■ **Given problem**
Look through the records below and collect all lines that hold the string "coordinate".

■ **Given information**
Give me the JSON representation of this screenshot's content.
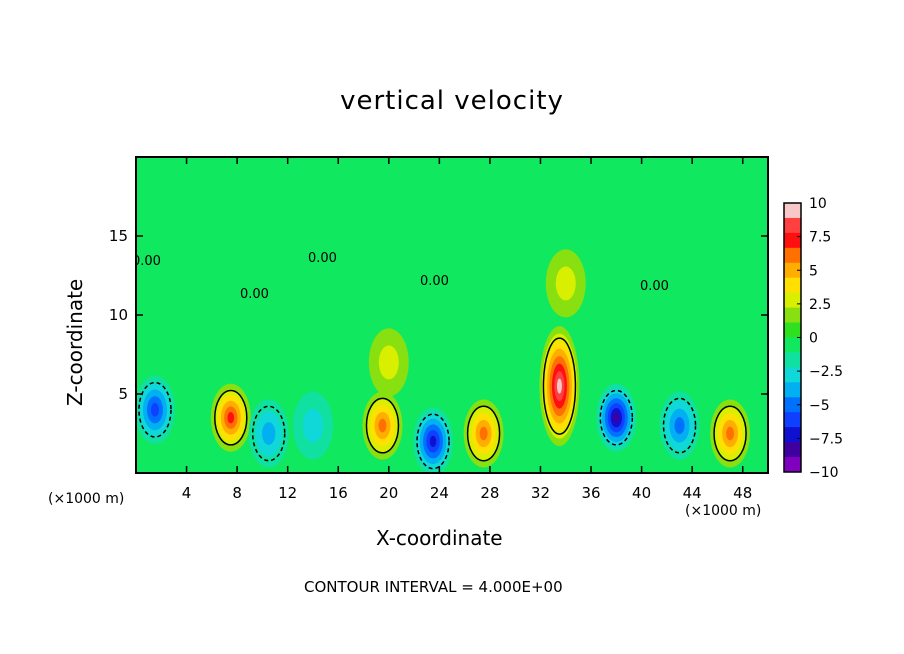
{
  "chart_data": {
    "type": "heatmap",
    "title": "vertical velocity",
    "xlabel": "X-coordinate",
    "ylabel": "Z-coordinate",
    "x_unit_label": "(×1000 m)",
    "x_range": [
      0,
      50
    ],
    "y_range": [
      0,
      20
    ],
    "x_ticks": [
      4,
      8,
      12,
      16,
      20,
      24,
      28,
      32,
      36,
      40,
      44,
      48
    ],
    "y_ticks": [
      5,
      10,
      15
    ],
    "contour_labels": [
      "0.00",
      "0.00",
      "0.00",
      "0.00",
      "0.00"
    ],
    "contour_interval_text": "CONTOUR INTERVAL = 4.000E+00",
    "colorbar": {
      "range": [
        -10,
        10
      ],
      "ticks": [
        "10",
        "7.5",
        "5",
        "2.5",
        "0",
        "−2.5",
        "−5",
        "−7.5",
        "−10"
      ],
      "colors": [
        "#f8c8c8",
        "#ff4040",
        "#ff1010",
        "#ff7000",
        "#ffae00",
        "#ffe000",
        "#d8f000",
        "#88e010",
        "#2fe020",
        "#10e860",
        "#10e0a0",
        "#10d8d8",
        "#00b0f0",
        "#0070ff",
        "#1040ff",
        "#1010d0",
        "#4000a0",
        "#8000c0"
      ]
    },
    "features": [
      {
        "x": 1.5,
        "z": 4.0,
        "w": -6
      },
      {
        "x": 7.5,
        "z": 3.5,
        "w": 7
      },
      {
        "x": 10.5,
        "z": 2.5,
        "w": -4
      },
      {
        "x": 14.0,
        "z": 3.0,
        "w": -3
      },
      {
        "x": 19.5,
        "z": 3.0,
        "w": 6
      },
      {
        "x": 23.5,
        "z": 2.0,
        "w": -8
      },
      {
        "x": 27.5,
        "z": 2.5,
        "w": 6
      },
      {
        "x": 33.5,
        "z": 5.5,
        "w": 10
      },
      {
        "x": 38.0,
        "z": 3.5,
        "w": -9
      },
      {
        "x": 43.0,
        "z": 3.0,
        "w": -5
      },
      {
        "x": 47.0,
        "z": 2.5,
        "w": 6
      },
      {
        "x": 20.0,
        "z": 7.0,
        "w": 2
      },
      {
        "x": 34.0,
        "z": 12.0,
        "w": 2
      }
    ]
  }
}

■ **Task answer**
    "xlabel": "X-coordinate",
    "ylabel": "Z-coordinate",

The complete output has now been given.